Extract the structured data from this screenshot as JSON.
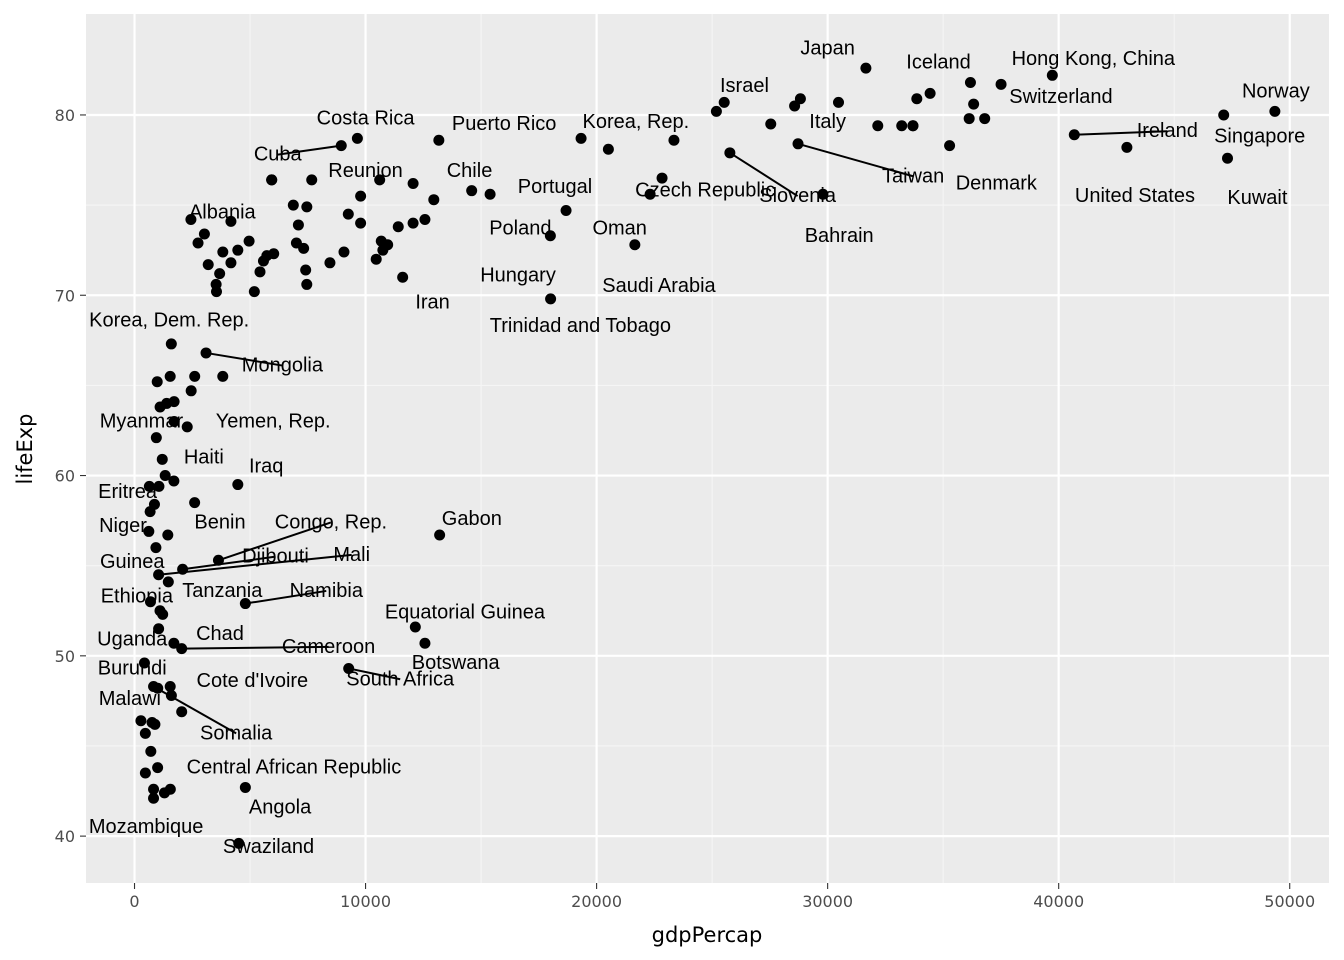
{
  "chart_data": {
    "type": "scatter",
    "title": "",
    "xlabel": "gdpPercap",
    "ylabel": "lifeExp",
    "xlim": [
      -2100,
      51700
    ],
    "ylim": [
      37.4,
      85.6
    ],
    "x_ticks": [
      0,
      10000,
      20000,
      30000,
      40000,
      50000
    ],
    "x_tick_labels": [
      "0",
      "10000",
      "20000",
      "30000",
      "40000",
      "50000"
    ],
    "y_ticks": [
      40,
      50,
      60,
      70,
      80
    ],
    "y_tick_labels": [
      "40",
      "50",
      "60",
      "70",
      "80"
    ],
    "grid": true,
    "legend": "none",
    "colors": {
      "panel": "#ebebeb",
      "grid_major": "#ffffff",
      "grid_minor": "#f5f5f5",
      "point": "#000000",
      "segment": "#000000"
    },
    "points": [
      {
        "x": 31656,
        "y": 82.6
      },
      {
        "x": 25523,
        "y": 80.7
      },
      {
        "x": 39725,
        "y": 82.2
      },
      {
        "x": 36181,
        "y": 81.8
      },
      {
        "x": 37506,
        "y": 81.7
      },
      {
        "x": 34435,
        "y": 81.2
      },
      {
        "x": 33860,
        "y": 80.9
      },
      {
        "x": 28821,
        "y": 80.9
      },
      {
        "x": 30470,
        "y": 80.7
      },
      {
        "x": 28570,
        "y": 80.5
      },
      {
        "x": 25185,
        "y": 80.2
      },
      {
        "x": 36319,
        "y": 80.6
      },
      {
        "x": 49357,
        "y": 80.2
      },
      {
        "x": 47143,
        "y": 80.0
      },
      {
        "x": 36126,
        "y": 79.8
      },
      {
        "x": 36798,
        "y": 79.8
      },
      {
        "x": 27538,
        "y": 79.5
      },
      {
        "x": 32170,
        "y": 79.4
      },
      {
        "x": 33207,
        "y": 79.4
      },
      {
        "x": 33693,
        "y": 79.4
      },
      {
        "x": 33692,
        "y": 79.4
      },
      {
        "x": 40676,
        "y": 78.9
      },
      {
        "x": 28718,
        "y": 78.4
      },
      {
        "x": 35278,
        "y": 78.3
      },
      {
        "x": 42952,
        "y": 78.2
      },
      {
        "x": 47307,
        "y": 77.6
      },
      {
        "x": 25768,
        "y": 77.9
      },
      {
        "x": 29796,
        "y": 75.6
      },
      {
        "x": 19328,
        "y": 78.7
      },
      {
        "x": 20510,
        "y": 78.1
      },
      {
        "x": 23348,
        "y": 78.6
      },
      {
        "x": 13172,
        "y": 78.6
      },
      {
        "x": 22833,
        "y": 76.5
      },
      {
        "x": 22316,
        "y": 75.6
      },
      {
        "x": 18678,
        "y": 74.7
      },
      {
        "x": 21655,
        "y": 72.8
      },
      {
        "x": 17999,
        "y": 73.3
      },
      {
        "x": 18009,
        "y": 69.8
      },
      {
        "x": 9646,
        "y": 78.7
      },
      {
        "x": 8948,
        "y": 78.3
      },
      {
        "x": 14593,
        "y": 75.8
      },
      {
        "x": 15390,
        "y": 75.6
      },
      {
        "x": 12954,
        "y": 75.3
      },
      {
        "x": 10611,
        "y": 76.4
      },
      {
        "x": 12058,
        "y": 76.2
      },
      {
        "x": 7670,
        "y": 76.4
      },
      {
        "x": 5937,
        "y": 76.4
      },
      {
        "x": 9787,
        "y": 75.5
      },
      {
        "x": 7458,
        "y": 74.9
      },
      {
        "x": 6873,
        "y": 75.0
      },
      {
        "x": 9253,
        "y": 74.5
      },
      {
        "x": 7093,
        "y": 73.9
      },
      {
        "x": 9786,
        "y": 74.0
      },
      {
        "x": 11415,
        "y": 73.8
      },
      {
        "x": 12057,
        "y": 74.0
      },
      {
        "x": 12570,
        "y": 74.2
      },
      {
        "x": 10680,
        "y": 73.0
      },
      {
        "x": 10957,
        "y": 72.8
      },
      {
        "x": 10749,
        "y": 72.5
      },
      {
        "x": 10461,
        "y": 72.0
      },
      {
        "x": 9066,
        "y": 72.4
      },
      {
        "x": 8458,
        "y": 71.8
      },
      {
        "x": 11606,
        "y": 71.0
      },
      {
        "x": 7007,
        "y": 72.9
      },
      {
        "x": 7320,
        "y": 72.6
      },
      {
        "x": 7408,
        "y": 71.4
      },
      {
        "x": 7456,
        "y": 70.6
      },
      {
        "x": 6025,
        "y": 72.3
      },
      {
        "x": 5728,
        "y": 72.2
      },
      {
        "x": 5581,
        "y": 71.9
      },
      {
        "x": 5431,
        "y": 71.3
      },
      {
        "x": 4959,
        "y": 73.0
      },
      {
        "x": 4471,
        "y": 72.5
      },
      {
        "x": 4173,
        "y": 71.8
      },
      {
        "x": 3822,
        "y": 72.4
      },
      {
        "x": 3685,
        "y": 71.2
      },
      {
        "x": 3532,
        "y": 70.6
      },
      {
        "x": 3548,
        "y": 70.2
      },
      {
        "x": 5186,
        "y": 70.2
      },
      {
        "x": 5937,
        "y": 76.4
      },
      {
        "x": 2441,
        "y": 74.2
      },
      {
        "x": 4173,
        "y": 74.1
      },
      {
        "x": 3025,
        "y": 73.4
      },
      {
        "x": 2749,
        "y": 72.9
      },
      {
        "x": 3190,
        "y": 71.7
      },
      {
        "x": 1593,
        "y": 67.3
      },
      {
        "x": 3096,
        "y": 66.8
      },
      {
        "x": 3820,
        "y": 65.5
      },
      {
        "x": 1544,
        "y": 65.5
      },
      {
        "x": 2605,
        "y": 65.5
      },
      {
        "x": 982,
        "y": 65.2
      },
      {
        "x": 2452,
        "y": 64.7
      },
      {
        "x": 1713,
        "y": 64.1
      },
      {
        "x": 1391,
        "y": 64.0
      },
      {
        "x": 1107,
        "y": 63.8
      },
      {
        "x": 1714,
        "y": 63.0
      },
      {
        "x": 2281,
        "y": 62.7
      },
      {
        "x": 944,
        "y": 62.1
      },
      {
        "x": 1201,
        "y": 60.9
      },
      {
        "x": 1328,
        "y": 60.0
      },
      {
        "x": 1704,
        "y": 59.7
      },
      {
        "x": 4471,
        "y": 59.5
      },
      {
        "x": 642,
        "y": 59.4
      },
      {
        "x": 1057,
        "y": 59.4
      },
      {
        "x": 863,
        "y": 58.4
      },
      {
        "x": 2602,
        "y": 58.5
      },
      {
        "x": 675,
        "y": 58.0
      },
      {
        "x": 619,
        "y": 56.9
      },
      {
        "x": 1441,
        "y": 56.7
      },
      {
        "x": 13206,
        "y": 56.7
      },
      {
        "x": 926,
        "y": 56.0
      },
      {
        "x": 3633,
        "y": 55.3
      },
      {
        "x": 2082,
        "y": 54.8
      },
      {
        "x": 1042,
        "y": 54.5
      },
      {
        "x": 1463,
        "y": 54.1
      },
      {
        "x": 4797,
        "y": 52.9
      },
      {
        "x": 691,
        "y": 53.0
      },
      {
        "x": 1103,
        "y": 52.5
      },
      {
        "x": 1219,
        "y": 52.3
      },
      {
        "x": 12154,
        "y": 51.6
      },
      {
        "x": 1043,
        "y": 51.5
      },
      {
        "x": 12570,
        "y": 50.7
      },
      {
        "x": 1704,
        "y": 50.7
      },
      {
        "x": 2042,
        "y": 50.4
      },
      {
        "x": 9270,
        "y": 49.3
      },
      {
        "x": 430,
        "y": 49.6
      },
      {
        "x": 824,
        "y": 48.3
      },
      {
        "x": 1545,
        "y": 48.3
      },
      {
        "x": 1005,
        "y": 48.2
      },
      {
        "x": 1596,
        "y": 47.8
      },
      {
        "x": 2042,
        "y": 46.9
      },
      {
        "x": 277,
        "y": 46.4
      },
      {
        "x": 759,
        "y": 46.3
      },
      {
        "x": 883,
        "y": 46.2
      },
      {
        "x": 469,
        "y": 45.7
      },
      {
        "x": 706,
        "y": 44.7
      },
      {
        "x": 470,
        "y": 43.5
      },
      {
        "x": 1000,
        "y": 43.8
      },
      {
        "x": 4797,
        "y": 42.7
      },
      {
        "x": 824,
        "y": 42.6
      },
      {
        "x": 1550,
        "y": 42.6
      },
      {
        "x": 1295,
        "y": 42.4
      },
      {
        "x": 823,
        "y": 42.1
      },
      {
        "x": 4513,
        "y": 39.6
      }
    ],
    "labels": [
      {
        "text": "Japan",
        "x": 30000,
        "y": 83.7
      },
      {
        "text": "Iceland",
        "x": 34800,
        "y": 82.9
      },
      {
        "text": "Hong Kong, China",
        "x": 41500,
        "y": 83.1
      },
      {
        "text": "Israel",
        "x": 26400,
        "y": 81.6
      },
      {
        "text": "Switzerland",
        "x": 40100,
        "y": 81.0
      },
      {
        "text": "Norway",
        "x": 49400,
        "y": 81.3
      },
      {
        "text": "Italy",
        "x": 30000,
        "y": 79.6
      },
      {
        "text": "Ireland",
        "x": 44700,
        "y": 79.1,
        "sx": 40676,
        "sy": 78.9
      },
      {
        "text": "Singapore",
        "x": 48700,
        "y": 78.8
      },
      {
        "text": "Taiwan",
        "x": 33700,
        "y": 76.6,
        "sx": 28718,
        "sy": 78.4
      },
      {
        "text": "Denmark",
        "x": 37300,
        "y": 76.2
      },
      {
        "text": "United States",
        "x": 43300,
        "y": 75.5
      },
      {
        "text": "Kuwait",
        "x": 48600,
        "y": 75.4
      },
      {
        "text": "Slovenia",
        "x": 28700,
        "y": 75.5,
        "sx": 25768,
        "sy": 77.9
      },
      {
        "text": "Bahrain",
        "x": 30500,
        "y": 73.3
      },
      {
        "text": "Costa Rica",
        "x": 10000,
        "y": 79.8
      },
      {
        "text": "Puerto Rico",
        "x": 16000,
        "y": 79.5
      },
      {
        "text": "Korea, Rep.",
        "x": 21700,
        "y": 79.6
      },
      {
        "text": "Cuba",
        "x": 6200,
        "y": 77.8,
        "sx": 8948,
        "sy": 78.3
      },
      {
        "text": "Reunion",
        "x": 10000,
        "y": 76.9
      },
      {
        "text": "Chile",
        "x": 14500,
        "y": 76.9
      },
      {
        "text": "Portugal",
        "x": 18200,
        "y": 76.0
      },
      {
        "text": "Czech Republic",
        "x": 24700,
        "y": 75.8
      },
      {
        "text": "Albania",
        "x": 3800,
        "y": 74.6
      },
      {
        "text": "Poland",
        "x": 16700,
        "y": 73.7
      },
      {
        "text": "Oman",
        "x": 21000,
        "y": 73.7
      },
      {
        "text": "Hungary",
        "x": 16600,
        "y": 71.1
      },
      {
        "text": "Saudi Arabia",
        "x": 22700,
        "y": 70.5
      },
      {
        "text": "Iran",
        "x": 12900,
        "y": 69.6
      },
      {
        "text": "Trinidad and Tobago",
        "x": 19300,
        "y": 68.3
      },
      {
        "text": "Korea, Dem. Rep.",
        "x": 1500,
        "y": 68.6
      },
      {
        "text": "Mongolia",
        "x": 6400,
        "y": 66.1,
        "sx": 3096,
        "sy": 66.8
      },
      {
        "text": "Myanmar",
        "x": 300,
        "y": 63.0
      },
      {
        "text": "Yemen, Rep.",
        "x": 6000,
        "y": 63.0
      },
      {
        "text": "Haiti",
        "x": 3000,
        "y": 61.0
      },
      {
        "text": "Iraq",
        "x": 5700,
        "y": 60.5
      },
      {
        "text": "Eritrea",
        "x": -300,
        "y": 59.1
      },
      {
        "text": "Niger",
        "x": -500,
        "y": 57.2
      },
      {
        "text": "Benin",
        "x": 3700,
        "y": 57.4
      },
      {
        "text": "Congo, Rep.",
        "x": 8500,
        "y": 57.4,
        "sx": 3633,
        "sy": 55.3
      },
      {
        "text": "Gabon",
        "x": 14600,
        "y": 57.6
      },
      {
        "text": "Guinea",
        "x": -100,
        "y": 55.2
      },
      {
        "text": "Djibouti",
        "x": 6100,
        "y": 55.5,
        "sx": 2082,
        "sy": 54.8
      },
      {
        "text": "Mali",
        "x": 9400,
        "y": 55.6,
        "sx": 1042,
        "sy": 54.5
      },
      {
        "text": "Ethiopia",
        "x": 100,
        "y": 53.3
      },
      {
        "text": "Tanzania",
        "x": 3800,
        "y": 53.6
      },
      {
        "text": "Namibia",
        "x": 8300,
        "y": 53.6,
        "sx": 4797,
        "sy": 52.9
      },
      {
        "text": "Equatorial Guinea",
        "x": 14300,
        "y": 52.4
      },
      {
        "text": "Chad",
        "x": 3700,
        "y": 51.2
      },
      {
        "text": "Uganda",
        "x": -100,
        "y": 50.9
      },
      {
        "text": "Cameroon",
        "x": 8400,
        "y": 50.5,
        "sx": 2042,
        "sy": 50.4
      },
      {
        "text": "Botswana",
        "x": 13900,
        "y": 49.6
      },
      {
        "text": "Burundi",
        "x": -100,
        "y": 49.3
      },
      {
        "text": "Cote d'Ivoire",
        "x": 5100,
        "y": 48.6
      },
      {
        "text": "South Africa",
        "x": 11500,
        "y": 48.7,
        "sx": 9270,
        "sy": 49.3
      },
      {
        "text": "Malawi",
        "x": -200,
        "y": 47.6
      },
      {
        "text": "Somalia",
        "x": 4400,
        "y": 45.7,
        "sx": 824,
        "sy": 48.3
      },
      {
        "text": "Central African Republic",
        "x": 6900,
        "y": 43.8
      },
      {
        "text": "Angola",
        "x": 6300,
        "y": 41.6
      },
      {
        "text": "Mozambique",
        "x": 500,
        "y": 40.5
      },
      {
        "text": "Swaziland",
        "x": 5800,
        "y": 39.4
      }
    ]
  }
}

----------

What you have to do => How many lines in the records above contain the word "Republic"? Reply with the number and nothing more.

Correct answer => 2